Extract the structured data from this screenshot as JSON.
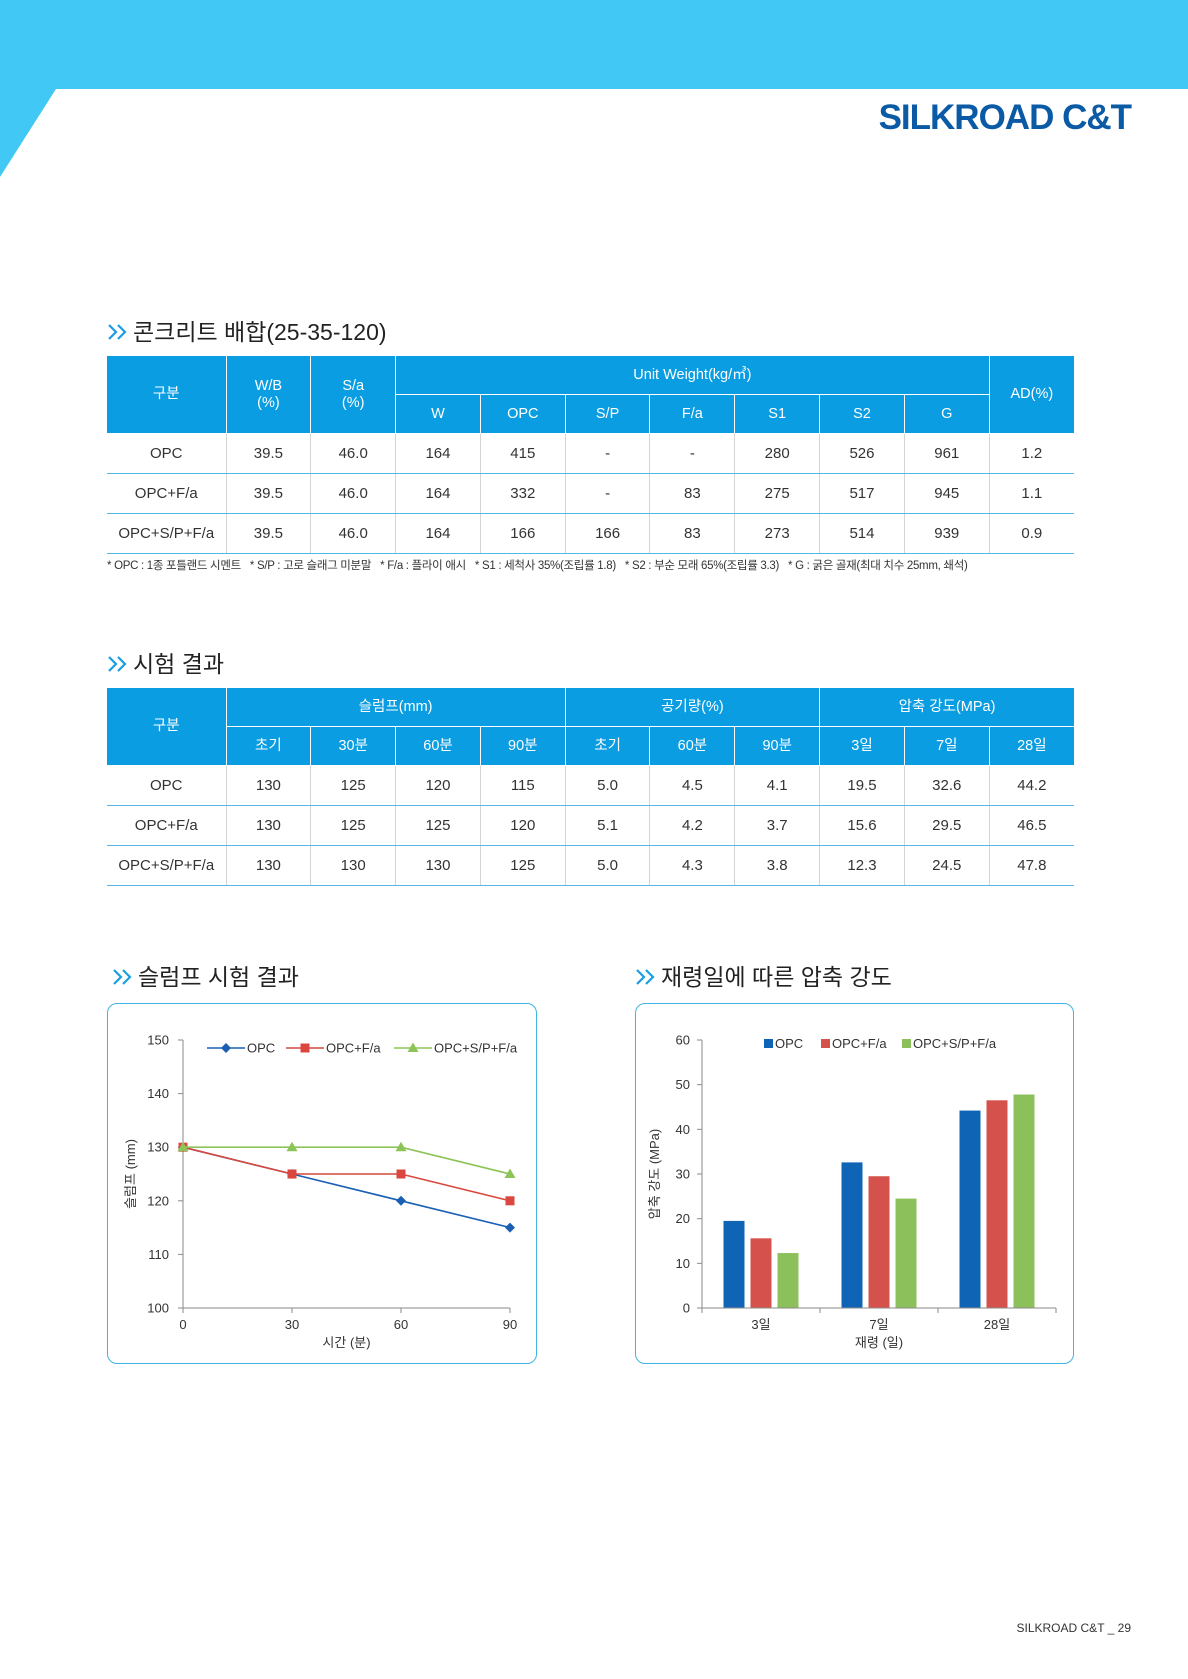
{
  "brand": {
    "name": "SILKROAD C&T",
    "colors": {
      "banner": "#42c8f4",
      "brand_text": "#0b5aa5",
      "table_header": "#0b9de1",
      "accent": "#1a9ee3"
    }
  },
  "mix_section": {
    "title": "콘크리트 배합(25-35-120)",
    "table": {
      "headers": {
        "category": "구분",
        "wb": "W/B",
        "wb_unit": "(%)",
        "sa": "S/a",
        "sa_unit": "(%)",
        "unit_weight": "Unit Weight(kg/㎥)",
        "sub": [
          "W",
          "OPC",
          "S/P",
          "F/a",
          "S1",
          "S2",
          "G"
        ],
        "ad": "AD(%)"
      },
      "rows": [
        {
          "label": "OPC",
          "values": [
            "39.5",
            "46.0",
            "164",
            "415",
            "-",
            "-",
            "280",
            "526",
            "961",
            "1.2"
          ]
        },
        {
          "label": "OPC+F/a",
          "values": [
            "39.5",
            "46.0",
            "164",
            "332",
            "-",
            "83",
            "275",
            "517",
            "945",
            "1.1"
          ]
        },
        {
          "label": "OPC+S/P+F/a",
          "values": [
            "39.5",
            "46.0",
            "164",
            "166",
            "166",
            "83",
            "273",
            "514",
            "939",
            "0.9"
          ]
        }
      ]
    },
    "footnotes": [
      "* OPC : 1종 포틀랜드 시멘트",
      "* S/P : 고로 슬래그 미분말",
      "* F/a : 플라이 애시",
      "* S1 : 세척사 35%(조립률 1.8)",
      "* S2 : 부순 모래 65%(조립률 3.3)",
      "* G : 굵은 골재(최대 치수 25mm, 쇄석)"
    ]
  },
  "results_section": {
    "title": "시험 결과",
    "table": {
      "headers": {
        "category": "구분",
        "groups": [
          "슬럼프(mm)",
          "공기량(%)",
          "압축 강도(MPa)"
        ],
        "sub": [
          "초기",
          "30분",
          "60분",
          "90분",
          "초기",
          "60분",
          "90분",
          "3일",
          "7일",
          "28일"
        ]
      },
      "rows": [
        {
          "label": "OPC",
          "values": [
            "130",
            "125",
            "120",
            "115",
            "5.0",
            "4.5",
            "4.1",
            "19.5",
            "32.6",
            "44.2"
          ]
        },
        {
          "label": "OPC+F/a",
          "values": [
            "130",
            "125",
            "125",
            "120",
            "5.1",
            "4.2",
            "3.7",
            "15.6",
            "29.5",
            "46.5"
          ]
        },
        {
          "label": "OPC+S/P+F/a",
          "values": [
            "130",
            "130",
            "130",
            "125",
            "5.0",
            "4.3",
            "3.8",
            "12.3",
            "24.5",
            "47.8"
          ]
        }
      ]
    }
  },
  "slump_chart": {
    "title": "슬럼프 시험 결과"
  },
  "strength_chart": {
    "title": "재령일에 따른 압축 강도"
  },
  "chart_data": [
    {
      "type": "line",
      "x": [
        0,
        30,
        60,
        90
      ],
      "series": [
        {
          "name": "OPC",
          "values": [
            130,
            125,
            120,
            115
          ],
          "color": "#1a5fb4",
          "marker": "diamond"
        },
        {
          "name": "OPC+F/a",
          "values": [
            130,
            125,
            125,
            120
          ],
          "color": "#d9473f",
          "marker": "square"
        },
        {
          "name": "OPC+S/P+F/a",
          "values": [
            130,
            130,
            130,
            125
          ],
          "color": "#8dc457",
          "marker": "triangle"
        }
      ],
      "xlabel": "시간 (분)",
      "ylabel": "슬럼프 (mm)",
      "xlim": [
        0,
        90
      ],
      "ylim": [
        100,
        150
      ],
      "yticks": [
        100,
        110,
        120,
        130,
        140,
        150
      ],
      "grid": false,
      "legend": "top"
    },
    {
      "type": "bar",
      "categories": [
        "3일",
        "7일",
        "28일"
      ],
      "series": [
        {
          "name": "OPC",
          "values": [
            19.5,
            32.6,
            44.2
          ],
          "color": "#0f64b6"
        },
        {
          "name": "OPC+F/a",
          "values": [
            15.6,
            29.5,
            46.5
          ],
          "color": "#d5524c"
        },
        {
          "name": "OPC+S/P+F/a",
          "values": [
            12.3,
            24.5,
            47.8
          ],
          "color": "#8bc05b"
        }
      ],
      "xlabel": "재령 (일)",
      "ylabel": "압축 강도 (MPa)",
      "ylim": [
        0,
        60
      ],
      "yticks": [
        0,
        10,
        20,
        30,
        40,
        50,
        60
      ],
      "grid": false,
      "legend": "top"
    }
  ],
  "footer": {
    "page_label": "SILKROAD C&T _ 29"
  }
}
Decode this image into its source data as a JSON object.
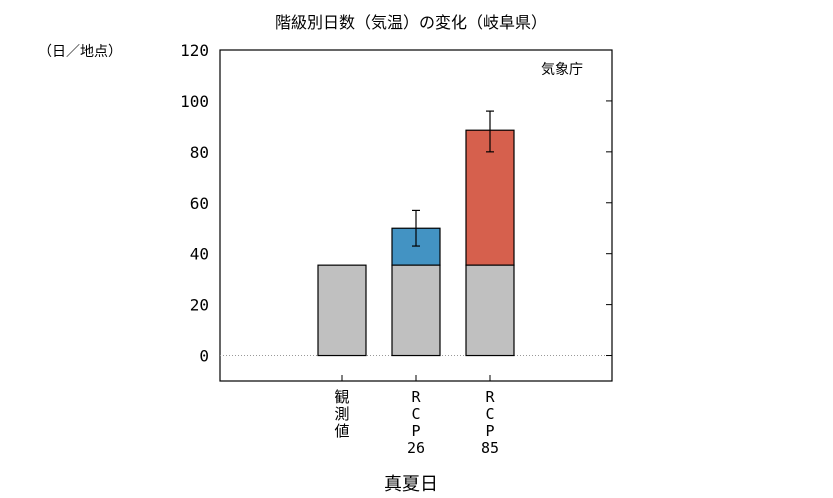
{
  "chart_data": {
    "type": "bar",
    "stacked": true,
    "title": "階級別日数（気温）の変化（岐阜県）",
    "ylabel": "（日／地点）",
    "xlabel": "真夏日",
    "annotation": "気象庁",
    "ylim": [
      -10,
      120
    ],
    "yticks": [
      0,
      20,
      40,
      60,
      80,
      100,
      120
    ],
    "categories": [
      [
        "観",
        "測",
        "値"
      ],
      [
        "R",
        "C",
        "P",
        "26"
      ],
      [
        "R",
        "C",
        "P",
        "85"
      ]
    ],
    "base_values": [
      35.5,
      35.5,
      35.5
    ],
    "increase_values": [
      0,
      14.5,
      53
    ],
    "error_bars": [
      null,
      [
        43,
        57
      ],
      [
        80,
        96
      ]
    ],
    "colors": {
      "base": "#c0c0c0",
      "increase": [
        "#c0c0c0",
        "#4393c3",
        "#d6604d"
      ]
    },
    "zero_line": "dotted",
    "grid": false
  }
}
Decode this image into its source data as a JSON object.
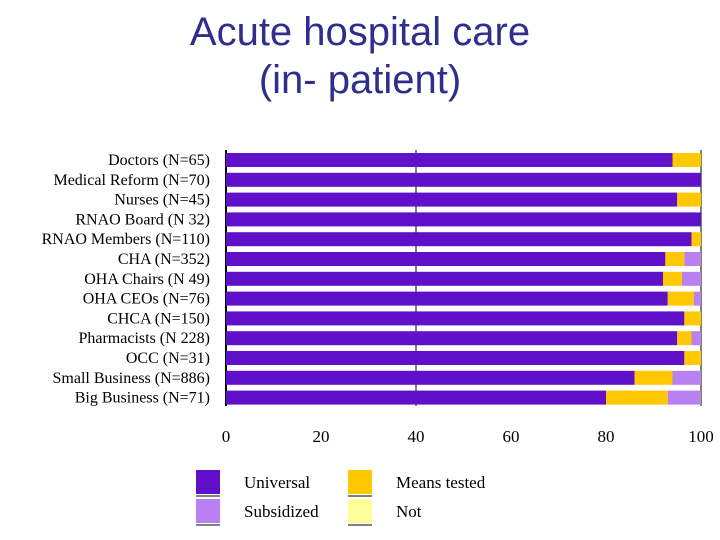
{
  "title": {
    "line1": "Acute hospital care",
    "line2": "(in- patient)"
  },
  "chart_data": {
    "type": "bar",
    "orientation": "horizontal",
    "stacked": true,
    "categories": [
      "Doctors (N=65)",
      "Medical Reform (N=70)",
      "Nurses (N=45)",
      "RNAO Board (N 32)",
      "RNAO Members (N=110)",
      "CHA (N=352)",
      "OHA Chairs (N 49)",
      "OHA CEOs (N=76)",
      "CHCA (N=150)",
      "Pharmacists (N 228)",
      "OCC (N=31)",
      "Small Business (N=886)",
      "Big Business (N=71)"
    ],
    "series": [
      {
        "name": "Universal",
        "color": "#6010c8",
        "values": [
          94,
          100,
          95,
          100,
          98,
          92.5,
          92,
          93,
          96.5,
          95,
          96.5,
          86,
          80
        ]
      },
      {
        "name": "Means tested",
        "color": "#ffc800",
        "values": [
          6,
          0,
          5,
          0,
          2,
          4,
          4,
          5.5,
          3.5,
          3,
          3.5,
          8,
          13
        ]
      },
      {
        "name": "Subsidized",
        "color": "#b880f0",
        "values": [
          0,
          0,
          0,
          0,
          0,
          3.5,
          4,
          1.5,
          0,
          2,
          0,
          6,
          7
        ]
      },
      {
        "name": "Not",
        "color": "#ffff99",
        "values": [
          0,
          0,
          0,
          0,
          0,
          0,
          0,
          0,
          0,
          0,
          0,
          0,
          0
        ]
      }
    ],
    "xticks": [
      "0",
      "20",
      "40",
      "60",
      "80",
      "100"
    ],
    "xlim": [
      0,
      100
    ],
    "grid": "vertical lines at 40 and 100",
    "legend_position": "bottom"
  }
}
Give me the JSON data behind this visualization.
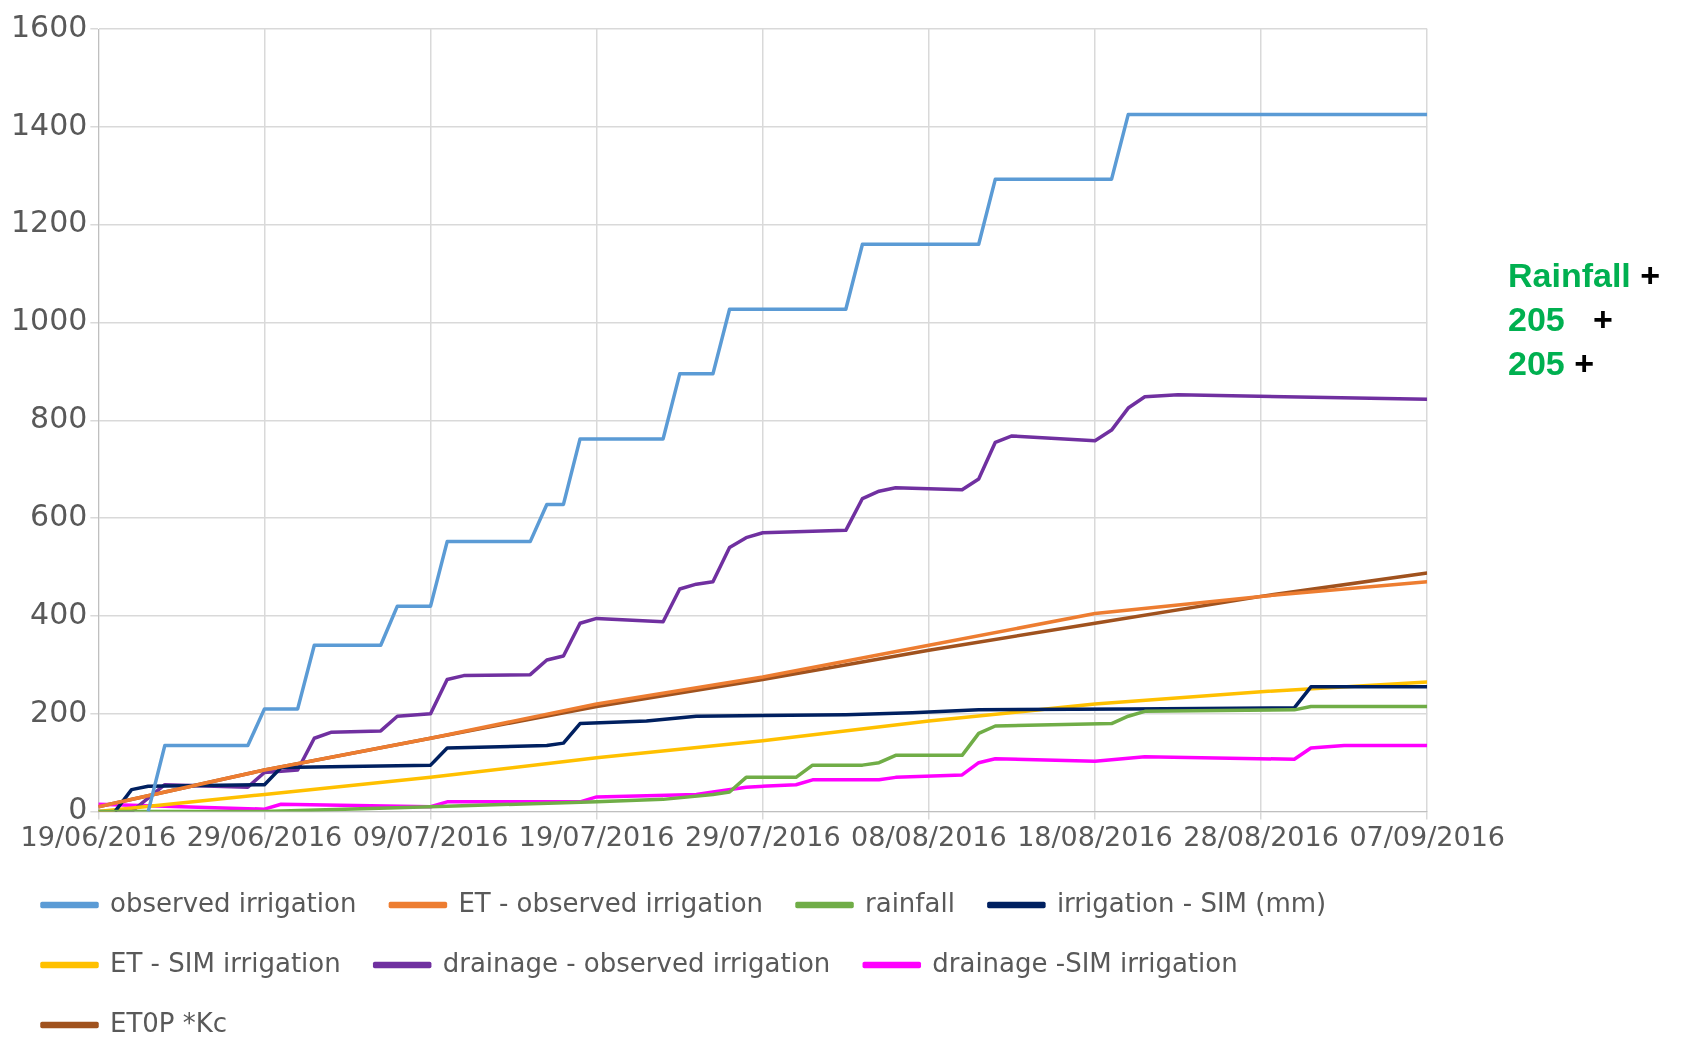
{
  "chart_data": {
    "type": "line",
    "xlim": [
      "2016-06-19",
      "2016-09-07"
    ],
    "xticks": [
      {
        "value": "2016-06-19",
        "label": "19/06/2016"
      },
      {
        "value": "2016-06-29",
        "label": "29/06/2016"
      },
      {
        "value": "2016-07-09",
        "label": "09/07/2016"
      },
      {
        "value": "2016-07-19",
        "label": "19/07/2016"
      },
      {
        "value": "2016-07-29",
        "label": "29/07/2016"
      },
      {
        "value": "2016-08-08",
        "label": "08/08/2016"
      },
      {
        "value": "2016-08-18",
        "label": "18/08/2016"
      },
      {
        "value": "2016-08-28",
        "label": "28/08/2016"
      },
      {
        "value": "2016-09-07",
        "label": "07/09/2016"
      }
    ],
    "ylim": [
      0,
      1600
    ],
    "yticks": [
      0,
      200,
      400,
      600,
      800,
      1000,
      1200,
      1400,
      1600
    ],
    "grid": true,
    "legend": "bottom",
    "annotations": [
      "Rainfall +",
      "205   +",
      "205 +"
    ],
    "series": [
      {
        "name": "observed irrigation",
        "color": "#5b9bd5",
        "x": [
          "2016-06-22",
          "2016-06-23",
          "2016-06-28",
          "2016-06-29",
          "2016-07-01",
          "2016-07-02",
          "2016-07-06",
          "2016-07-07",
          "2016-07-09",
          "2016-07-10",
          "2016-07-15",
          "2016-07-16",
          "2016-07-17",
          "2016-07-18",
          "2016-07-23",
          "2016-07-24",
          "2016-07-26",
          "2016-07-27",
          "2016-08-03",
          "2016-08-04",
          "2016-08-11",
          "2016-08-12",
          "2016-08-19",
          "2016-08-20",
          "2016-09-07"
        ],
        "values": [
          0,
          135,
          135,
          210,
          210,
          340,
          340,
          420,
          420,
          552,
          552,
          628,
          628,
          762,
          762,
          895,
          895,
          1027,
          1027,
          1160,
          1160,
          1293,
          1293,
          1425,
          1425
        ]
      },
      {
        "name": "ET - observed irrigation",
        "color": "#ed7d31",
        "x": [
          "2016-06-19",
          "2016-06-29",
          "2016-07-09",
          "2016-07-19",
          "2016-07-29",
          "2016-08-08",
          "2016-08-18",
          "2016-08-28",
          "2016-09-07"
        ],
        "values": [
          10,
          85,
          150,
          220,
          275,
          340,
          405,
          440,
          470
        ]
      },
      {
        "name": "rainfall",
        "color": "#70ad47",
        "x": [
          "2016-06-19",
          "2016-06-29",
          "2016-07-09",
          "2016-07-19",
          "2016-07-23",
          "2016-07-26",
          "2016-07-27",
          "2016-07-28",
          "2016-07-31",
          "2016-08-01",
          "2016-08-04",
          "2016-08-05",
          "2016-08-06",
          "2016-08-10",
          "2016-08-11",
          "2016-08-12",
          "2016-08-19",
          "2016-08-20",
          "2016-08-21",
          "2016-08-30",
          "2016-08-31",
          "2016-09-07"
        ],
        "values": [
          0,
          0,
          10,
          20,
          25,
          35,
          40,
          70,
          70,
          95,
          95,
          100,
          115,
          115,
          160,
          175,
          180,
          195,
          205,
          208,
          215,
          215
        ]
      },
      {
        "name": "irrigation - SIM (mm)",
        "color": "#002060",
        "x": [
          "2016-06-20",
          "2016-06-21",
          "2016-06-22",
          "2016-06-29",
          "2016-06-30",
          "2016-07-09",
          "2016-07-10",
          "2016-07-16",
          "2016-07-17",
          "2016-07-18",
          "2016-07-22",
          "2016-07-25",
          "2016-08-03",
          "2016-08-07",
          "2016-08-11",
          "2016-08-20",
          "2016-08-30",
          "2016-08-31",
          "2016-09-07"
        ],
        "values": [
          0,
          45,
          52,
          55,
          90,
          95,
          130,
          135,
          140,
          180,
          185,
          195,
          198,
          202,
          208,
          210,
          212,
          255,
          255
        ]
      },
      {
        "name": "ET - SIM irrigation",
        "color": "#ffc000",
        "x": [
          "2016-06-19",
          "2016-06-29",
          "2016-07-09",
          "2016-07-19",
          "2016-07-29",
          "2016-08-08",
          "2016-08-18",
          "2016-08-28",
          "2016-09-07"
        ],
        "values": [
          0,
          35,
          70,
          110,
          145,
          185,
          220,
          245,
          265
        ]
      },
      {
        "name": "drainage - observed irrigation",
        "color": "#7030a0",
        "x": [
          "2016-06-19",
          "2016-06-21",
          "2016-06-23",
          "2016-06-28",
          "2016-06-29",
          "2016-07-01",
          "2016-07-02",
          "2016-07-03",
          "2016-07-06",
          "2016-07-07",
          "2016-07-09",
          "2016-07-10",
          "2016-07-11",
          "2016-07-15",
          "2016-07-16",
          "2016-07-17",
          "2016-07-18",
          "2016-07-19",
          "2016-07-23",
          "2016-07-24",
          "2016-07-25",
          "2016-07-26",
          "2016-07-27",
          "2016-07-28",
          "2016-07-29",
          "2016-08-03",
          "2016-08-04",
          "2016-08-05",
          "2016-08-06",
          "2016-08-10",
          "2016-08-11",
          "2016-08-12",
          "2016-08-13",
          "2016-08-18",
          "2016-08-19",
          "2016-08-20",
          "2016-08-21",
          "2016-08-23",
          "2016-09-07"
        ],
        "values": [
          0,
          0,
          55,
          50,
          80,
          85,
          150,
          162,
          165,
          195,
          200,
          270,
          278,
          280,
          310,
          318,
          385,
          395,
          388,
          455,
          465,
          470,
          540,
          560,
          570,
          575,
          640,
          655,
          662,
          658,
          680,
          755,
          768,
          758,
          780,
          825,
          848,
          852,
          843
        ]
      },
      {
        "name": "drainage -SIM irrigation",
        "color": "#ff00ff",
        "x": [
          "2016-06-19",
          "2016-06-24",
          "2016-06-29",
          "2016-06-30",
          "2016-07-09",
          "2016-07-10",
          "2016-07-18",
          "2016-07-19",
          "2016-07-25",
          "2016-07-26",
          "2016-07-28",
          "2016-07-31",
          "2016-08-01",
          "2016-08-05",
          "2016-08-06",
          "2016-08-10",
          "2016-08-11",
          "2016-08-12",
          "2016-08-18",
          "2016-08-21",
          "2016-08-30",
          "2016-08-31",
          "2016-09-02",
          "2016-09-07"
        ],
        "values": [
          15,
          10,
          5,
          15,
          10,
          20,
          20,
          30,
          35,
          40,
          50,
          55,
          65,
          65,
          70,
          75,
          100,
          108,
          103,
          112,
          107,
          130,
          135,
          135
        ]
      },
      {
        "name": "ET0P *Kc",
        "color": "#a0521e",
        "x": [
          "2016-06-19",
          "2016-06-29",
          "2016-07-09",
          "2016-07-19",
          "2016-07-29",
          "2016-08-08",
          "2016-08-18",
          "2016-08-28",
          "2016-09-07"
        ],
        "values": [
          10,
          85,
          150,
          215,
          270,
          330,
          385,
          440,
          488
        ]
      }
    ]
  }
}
═══
GOAL -> Filter the data for the string "ylabel" and copy every line that has it.

RESULT ->
      "ylabel": "슬럼프 (mm)",
      "ylabel": "압축 강도 (MPa)",
    "ylabel": "（日／地点）",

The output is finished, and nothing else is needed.